▶ Do this: Identify each line below containing the string "CuSO" and copy it.

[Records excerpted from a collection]
==*==

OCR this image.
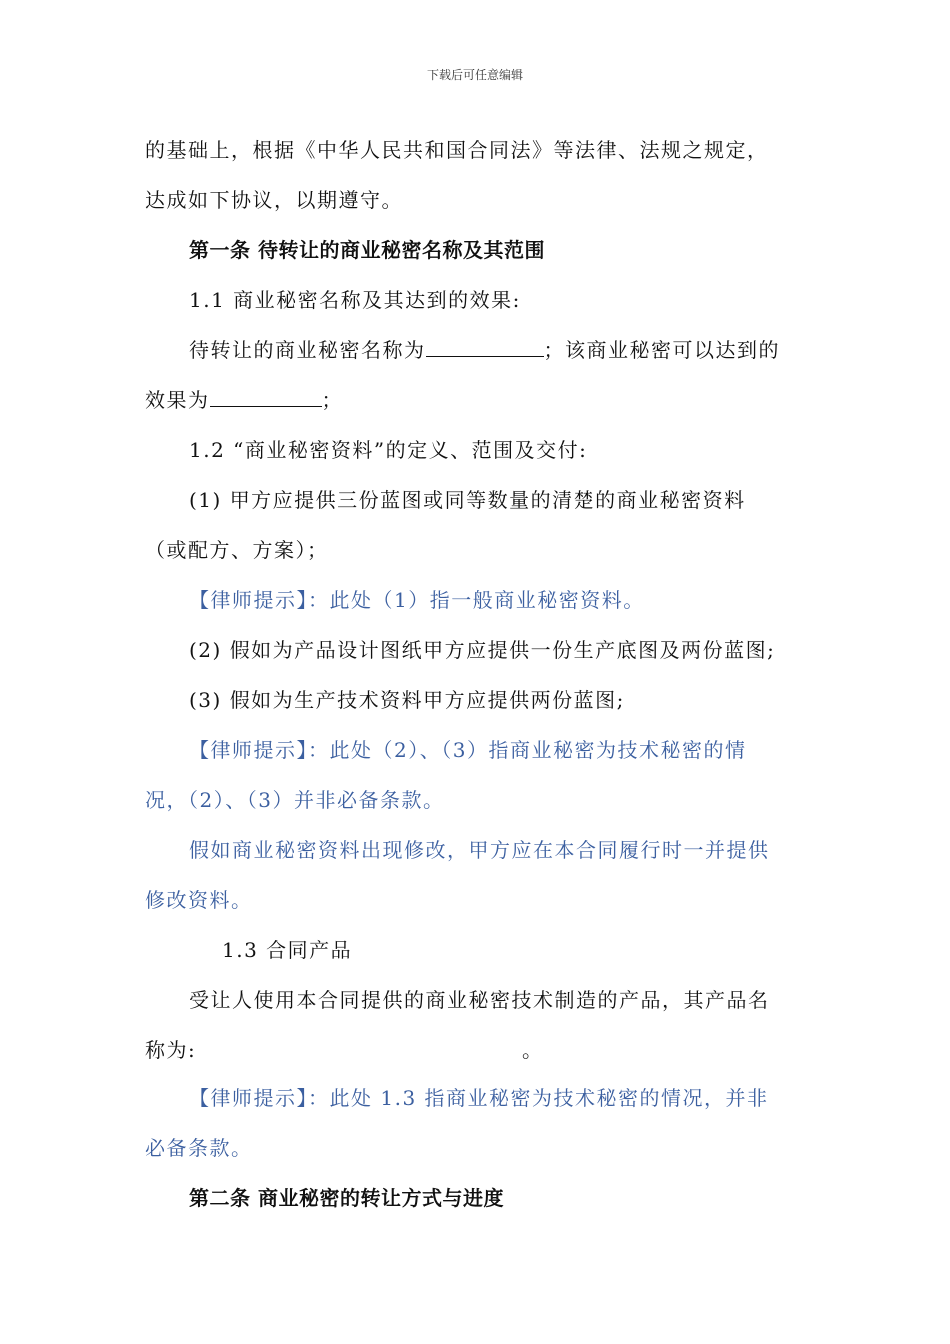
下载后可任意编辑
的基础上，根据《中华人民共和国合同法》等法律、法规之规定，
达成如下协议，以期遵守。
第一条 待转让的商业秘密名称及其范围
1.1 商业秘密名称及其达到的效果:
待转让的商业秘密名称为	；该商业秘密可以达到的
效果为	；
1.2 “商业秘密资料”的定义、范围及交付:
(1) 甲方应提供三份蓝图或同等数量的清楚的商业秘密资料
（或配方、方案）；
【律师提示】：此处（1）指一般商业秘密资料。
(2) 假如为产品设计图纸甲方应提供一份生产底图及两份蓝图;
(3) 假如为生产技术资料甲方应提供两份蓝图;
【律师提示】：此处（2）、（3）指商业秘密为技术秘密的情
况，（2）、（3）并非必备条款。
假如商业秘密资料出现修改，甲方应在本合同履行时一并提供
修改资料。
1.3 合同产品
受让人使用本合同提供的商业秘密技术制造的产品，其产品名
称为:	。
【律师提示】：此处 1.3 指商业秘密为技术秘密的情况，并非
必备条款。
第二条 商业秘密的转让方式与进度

==*==

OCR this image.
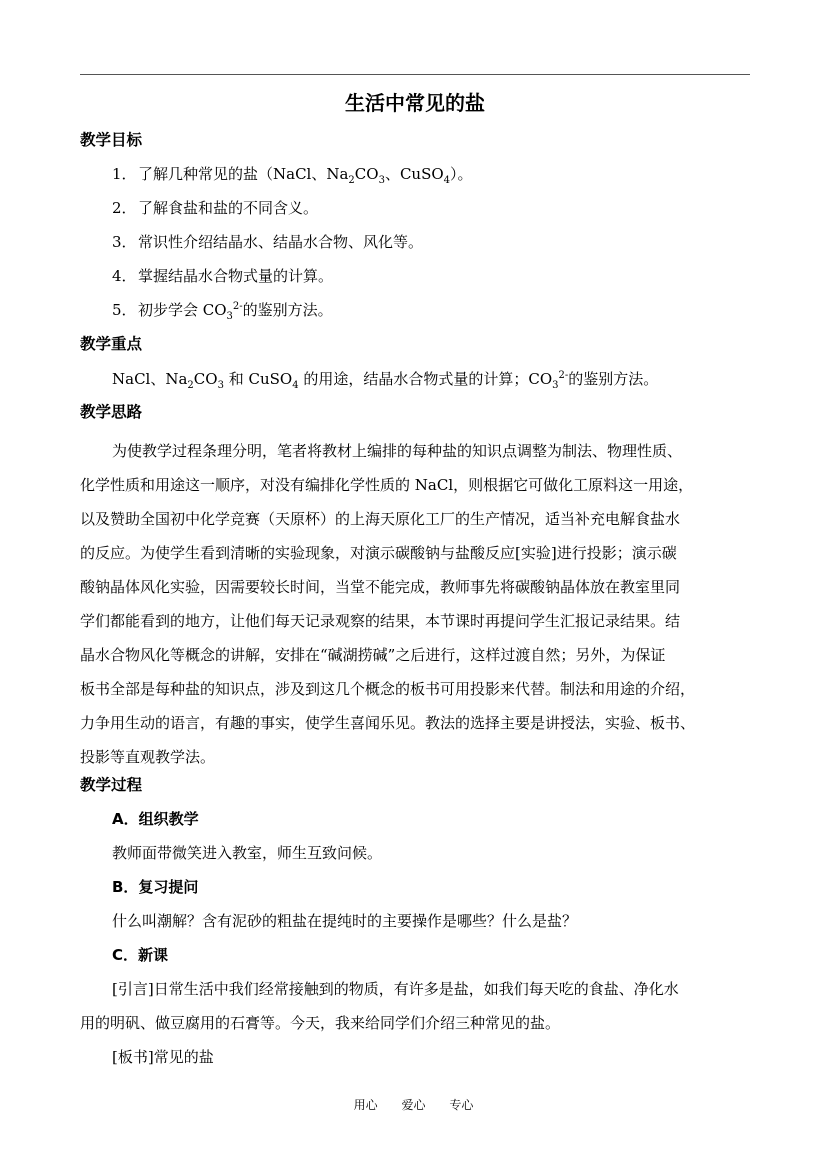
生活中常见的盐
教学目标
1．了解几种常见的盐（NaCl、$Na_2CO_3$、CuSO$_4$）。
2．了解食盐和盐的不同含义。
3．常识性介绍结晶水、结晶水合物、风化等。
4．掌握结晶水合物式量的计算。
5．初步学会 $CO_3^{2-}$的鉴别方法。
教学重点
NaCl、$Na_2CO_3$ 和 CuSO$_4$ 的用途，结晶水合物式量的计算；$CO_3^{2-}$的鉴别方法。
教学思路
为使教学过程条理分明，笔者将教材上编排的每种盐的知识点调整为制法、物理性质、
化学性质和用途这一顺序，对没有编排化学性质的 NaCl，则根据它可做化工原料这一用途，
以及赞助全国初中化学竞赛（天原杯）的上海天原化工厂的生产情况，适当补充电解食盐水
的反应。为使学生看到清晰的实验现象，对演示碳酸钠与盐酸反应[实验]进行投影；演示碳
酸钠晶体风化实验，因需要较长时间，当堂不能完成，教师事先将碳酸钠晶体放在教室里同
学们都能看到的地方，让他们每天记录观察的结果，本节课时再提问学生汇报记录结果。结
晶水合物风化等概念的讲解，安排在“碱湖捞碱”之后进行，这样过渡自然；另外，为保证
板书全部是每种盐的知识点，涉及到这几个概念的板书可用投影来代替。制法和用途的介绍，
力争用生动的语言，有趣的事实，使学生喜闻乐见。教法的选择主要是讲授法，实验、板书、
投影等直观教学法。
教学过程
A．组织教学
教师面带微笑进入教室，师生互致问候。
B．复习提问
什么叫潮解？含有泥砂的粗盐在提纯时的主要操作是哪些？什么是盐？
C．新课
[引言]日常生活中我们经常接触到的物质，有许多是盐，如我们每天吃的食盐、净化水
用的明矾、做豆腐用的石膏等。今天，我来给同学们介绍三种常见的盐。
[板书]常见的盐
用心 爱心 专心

==*==

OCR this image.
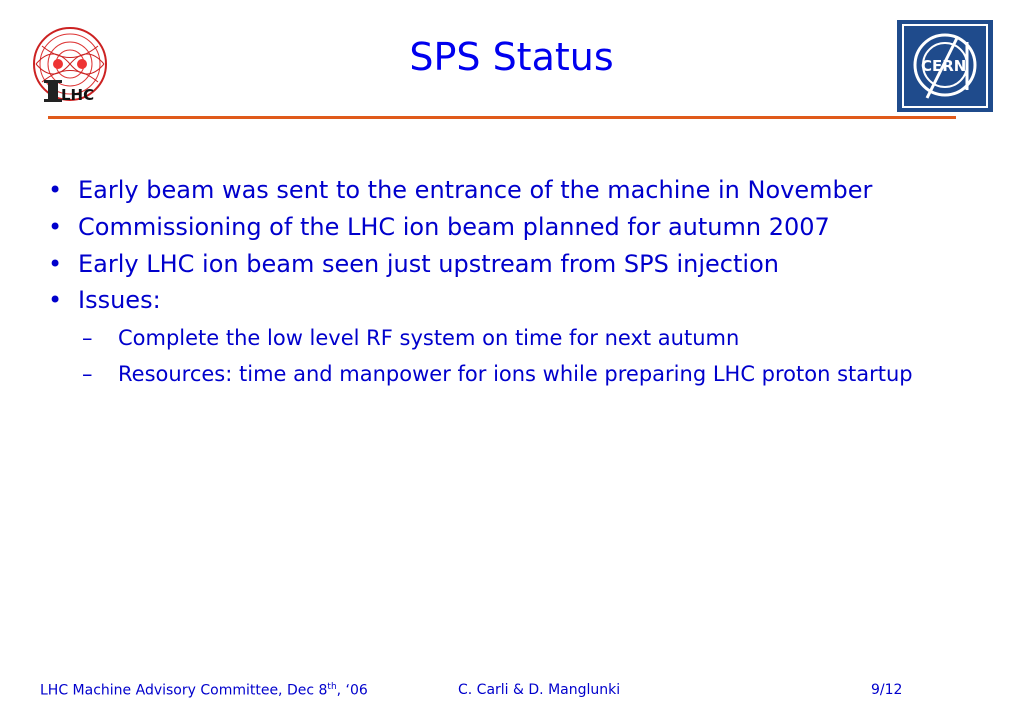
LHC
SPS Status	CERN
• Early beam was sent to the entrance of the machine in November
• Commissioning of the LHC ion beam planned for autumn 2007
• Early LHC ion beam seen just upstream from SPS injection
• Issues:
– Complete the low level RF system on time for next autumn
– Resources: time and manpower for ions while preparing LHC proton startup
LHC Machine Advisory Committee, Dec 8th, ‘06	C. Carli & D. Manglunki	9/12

==*==

▶ Exercise response:
1．了解几种常见的盐（NaCl、$Na_2CO_3$、CuSO$_4$）。
NaCl、$Na_2CO_3$ 和 CuSO$_4$ 的用途，结晶水合物式量的计算；$CO_3^{2-}$的鉴别方法。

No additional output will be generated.